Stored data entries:
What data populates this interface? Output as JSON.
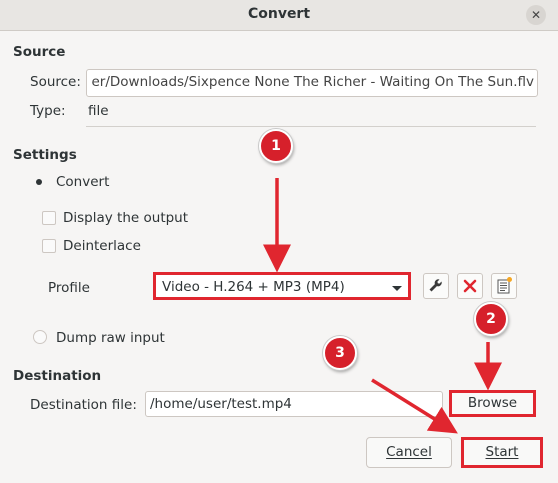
{
  "window": {
    "title": "Convert"
  },
  "source": {
    "heading": "Source",
    "source_label": "Source:",
    "source_value": "er/Downloads/Sixpence None The Richer - Waiting On The Sun.flv",
    "type_label": "Type:",
    "type_value": "file"
  },
  "settings": {
    "heading": "Settings",
    "convert_label": "Convert",
    "display_output_label": "Display the output",
    "deinterlace_label": "Deinterlace",
    "profile_label": "Profile",
    "profile_value": "Video - H.264 + MP3 (MP4)",
    "dump_raw_label": "Dump raw input"
  },
  "destination": {
    "heading": "Destination",
    "file_label": "Destination file:",
    "file_value": "/home/user/test.mp4",
    "browse_label": "Browse"
  },
  "buttons": {
    "cancel_label": "Cancel",
    "start_label": "Start"
  },
  "annotations": {
    "badge1": "1",
    "badge2": "2",
    "badge3": "3"
  },
  "colors": {
    "highlight": "#e0262f",
    "badge": "#d6202b"
  },
  "icons": [
    "close-icon",
    "wrench-icon",
    "delete-x-icon",
    "new-profile-icon",
    "caret-down-icon"
  ]
}
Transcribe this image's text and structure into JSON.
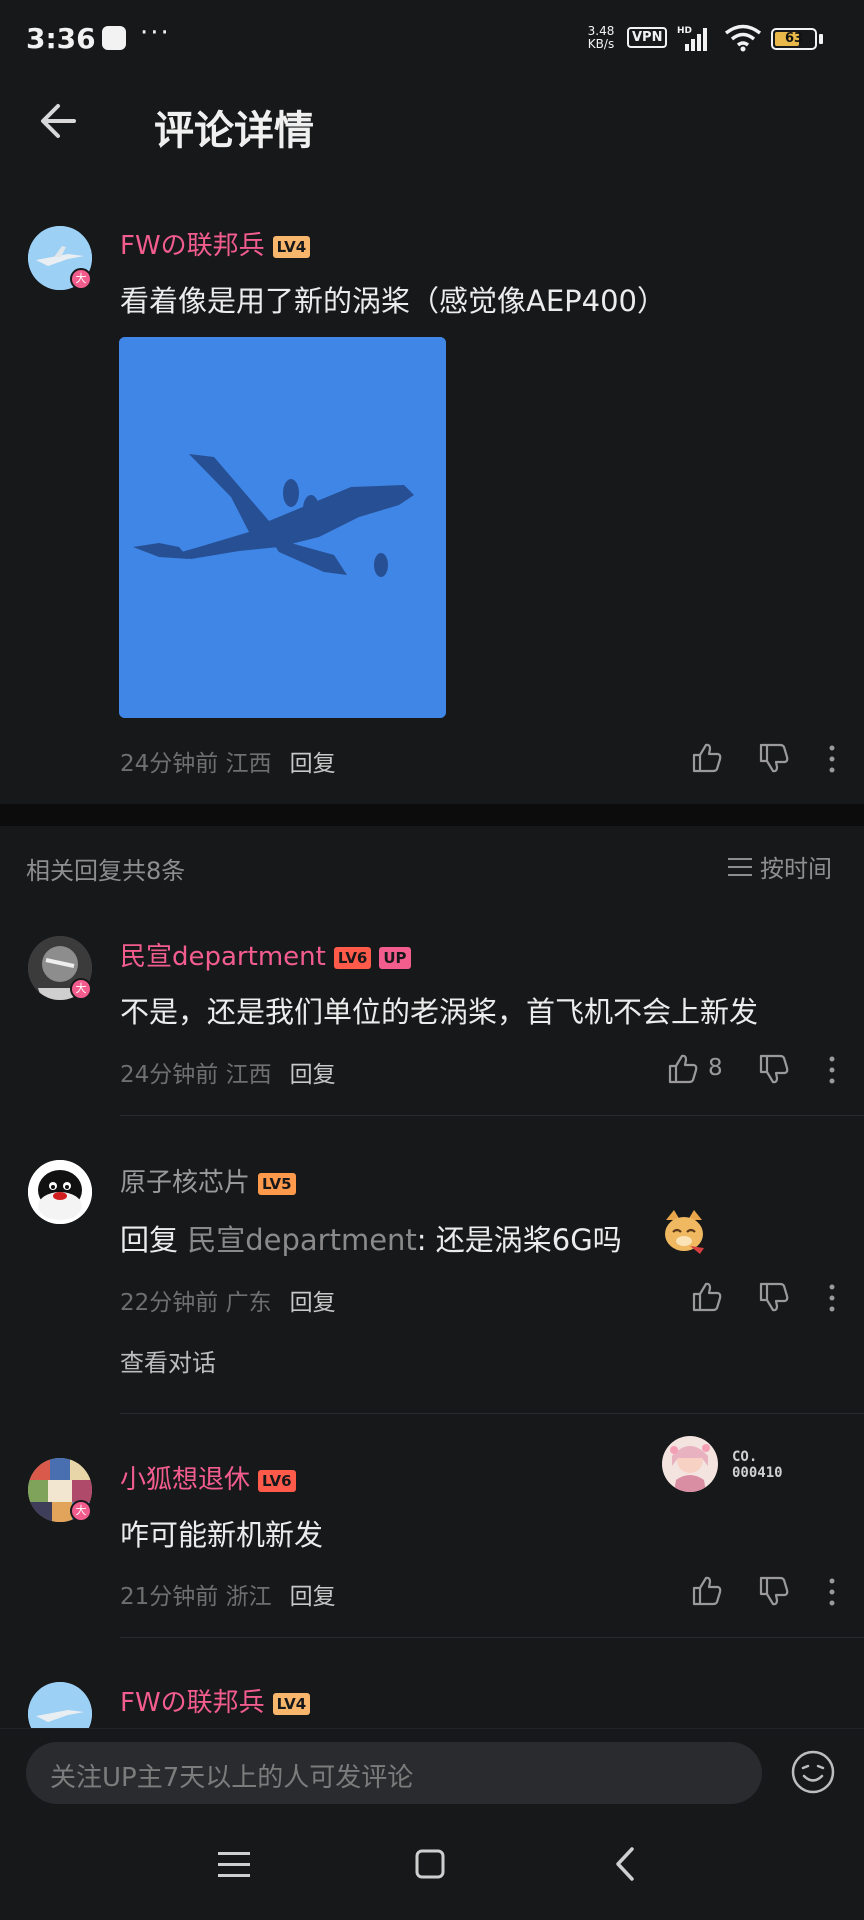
{
  "status_bar": {
    "time": "3:36",
    "dots": "···",
    "net_speed_value": "3.48",
    "net_speed_unit": "KB/s",
    "vpn": "VPN",
    "battery": "63",
    "battery_level": 0.63
  },
  "header": {
    "title": "评论详情"
  },
  "main_comment": {
    "user": "FWの联邦兵",
    "level": "LV4",
    "avatar_badge": "大",
    "text": "看着像是用了新的涡桨（感觉像AEP400）",
    "time": "24分钟前",
    "location": "江西",
    "reply_label": "回复"
  },
  "replies_section": {
    "count_label": "相关回复共8条",
    "sort_label": "按时间"
  },
  "replies": [
    {
      "user": "民宣department",
      "level": "LV6",
      "up_tag": "UP",
      "avatar_badge": "大",
      "text": "不是，还是我们单位的老涡桨，首飞机不会上新发",
      "time": "24分钟前",
      "location": "江西",
      "reply_label": "回复",
      "likes": "8"
    },
    {
      "user": "原子核芯片",
      "level": "LV5",
      "reply_prefix": "回复 ",
      "reply_target": "民宣department",
      "text": ": 还是涡桨6G吗",
      "time": "22分钟前",
      "location": "广东",
      "reply_label": "回复",
      "view_conversation": "查看对话"
    },
    {
      "user": "小狐想退休",
      "level": "LV6",
      "avatar_badge": "大",
      "fan_badge_line1": "CO.",
      "fan_badge_line2": "000410",
      "text": "咋可能新机新发",
      "time": "21分钟前",
      "location": "浙江",
      "reply_label": "回复"
    },
    {
      "user": "FWの联邦兵",
      "level": "LV4"
    }
  ],
  "input": {
    "placeholder": "关注UP主7天以上的人可发评论"
  },
  "colors": {
    "accent_pink": "#f25d8e",
    "background": "#17181a",
    "image_sky": "#3f85e4"
  }
}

_WHAT YOU WILL DO_: Make an exact copy of the lines above, starting at the line that contains "Transcribe this image's" and running through the final line of the entries. Omit the pictures.

_EXPECTED ANSWER_:
Transcribe this image's text and structure into JSON.
{
  "status_bar": {
    "time": "3:36",
    "dots": "···",
    "net_speed_value": "3.48",
    "net_speed_unit": "KB/s",
    "vpn": "VPN",
    "battery": "63",
    "battery_level": 0.63
  },
  "header": {
    "title": "评论详情"
  },
  "main_comment": {
    "user": "FWの联邦兵",
    "level": "LV4",
    "avatar_badge": "大",
    "text": "看着像是用了新的涡桨（感觉像AEP400）",
    "time": "24分钟前",
    "location": "江西",
    "reply_label": "回复"
  },
  "replies_section": {
    "count_label": "相关回复共8条",
    "sort_label": "按时间"
  },
  "replies": [
    {
      "user": "民宣department",
      "level": "LV6",
      "up_tag": "UP",
      "avatar_badge": "大",
      "text": "不是，还是我们单位的老涡桨，首飞机不会上新发",
      "time": "24分钟前",
      "location": "江西",
      "reply_label": "回复",
      "likes": "8"
    },
    {
      "user": "原子核芯片",
      "level": "LV5",
      "reply_prefix": "回复 ",
      "reply_target": "民宣department",
      "text": ": 还是涡桨6G吗",
      "time": "22分钟前",
      "location": "广东",
      "reply_label": "回复",
      "view_conversation": "查看对话"
    },
    {
      "user": "小狐想退休",
      "level": "LV6",
      "avatar_badge": "大",
      "fan_badge_line1": "CO.",
      "fan_badge_line2": "000410",
      "text": "咋可能新机新发",
      "time": "21分钟前",
      "location": "浙江",
      "reply_label": "回复"
    },
    {
      "user": "FWの联邦兵",
      "level": "LV4"
    }
  ],
  "input": {
    "placeholder": "关注UP主7天以上的人可发评论"
  },
  "colors": {
    "accent_pink": "#f25d8e",
    "background": "#17181a",
    "image_sky": "#3f85e4"
  }
}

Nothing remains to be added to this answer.